**取り組む課題:**
[a] 『日本映画作品大事典』刊行記念のインタビュー記事によると、この事典はいつ、どの出版社から刊行されたか。
[b] 『日本映画作品大事典』刊行記念のインタビュー記事に名前が出てくる人物をすべて挙げること。
[c] 『日本映画作品大事典』刊行記念のインタビュー記事を、「すごく勉強になりましたね。」の後から引き取って続けてください。

___ 読解用抜粋 ___

山根貞男編『日本映画作品大事典』刊行記念

山根貞男インタビュー(聞き手=高崎俊夫)

三省堂創業140周年記念企画
~日本映画、その輝きをこの一冊に~

 収録監督数約一三〇〇、作品項目数約一九五〇〇、頁数一〇〇〇頁超。百年を超える日本映画史を一望に見渡す大著『日本映画作品大事典』(山根貞男編)が、二〇二一年六月一〇日、三省堂から刊行された。日本映画に関する「新たな基礎資料」を目指し編纂された本事典は、日本映画の父・牧野省三の『本能寺合戦』(一九〇八年)から二〇一八年までを対象に、監督名の五十音順配列で作品履歴、作品情報のみならず各作品のあらすじまでを記述。映画ファン待望の一書である。本事典刊行を機に編者の山根貞男氏に二二年に渡る刊行までの経緯と編者として本事典に込めた想いを語っていただいた。インタビュアーは映画批評家の高崎俊夫氏。(編集部)
≪週刊読書人2021年7月9日号掲載≫



日本映画史を一望に/編集者の視点know



 高崎 今回の『日本映画作品大事典』、大変なボリュームで圧倒されます。もともと山根さんは『日本読書新聞』の編集者で、自分が常に編集者だという意識があるとおっしゃっていますが、まえがきを読んでふと思い出したのは、一九七一年に刊行された『現代日本映画論大系』(全六巻、冬樹社)のことでした。映画評論家の小川徹さんが編集委員代表で、山根さんもメンバーでした。

 山根 僕は小川徹さんの映画評論の愛読者で、編集者として親しくしていたのですが、『現代日本映画論大系』は小川さんを中心に、僕より少し歳上の波多野哲朗さん、同世代の飯島哲夫さんがメンバーで、このバランスがすごくうまくいった。あのとき戦後日本の全映画批評をチェックして、すごく勉強になりましたね。

___ 提供資料 ___

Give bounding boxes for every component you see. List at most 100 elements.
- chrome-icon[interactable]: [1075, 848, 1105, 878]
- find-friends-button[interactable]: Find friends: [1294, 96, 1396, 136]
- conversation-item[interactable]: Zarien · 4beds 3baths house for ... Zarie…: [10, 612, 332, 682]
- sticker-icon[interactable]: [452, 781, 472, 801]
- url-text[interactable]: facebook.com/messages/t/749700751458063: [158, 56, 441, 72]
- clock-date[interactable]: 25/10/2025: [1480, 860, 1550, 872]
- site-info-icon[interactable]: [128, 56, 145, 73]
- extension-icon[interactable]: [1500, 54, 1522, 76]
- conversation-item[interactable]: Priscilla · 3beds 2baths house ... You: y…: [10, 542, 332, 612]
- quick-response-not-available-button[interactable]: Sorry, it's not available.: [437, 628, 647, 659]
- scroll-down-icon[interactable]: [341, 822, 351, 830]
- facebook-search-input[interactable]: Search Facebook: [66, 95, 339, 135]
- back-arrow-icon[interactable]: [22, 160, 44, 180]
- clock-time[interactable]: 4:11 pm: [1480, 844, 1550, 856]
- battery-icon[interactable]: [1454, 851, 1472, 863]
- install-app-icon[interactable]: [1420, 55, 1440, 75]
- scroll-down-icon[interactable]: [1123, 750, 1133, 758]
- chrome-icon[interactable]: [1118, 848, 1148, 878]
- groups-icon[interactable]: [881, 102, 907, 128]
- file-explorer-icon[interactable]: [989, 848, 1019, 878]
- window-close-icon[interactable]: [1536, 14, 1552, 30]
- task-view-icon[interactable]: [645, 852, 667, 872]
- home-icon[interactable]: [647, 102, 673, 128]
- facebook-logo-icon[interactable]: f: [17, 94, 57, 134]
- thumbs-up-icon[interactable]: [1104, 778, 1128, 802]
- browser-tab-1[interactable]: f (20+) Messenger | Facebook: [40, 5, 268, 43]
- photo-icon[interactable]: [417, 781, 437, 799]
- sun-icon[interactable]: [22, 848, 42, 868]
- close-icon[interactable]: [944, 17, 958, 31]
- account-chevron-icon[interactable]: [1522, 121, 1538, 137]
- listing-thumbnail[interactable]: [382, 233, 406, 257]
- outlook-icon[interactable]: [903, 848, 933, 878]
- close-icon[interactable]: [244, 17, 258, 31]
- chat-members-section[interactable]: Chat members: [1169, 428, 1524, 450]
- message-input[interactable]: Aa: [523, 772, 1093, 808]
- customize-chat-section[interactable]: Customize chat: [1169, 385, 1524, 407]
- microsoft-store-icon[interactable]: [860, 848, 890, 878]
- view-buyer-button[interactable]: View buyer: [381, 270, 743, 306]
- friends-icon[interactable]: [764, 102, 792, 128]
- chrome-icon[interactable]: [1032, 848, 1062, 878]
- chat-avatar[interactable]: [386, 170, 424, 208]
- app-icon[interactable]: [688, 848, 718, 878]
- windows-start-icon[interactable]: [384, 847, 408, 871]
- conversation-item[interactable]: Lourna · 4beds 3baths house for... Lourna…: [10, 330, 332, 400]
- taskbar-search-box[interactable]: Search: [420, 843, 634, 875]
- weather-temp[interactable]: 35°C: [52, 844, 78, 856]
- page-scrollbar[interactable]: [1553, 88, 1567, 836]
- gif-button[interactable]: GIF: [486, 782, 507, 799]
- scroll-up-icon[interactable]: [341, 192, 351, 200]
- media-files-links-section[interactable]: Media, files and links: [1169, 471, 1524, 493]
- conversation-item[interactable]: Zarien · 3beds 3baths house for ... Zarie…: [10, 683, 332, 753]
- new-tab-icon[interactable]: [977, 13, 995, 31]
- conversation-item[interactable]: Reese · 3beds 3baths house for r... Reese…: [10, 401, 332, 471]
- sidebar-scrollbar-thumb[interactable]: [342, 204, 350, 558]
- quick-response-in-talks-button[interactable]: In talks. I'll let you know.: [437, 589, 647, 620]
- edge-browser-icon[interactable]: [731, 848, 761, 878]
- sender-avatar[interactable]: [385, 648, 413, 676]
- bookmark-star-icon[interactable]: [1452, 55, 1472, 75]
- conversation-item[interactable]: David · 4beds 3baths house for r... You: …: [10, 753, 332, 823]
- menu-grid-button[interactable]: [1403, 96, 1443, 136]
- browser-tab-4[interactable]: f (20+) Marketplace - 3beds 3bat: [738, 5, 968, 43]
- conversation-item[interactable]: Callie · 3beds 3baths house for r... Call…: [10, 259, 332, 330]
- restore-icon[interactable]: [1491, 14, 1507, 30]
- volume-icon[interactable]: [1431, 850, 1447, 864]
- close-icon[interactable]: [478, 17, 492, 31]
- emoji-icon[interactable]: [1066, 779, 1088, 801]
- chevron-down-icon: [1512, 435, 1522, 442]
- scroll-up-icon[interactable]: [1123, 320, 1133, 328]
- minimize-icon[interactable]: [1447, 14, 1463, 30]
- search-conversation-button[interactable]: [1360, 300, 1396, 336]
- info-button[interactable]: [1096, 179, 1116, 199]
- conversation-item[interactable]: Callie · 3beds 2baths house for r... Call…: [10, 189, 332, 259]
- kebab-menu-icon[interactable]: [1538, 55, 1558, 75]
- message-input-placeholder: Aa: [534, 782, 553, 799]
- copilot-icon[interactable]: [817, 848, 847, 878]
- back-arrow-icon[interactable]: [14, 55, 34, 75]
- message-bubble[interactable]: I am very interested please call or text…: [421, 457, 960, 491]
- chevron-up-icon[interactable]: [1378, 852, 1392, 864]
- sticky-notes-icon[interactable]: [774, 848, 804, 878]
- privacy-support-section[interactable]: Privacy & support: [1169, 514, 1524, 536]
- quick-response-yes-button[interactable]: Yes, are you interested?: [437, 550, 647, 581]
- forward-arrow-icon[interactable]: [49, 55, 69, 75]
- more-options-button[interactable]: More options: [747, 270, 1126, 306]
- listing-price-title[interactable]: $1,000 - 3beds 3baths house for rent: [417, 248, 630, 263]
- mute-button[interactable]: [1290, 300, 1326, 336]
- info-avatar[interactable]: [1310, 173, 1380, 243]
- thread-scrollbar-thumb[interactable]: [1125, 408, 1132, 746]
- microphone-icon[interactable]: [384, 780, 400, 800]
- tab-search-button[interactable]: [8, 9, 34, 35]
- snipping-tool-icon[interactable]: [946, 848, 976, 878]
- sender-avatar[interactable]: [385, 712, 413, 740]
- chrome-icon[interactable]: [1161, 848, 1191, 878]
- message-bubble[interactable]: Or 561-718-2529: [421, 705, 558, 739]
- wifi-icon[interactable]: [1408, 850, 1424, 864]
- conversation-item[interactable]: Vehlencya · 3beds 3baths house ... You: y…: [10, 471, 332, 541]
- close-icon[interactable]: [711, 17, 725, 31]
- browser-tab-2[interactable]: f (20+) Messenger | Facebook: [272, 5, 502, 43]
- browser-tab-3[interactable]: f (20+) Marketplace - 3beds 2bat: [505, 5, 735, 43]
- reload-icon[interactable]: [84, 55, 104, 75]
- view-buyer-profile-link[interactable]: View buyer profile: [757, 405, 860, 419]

___

**課題の結果:**
[a] 二〇二一年六月一〇日に三省堂から刊行された。

[b] 山根貞男、高崎俊夫、牧野省三、小川徹、波多野哲朗、飯島哲夫

[c]
 高崎 『現代日本映画論大系4 「土着と近代の相剋」』で山根さんは「大衆の欲望と映画批評」という長い解説を書かれていますが、その中に《わたしは、映画は大衆のものであり、それは娯楽性という点において大衆の欲望と関わるということである、と考えている。》という一節があります。そして、この事典の「編者の言葉」で山根さんは《本事典では、戦前と戦後、娯楽として量産されたいわゆるプログラムピクチャーを中心に、劇映画に力点を置くことにした。》と書かれている。そこには映画批評家および編集者としての山根さんの《映画》に対する一貫した視点といったものが強く感じられるんです。そのあたりからお話しいただけますか。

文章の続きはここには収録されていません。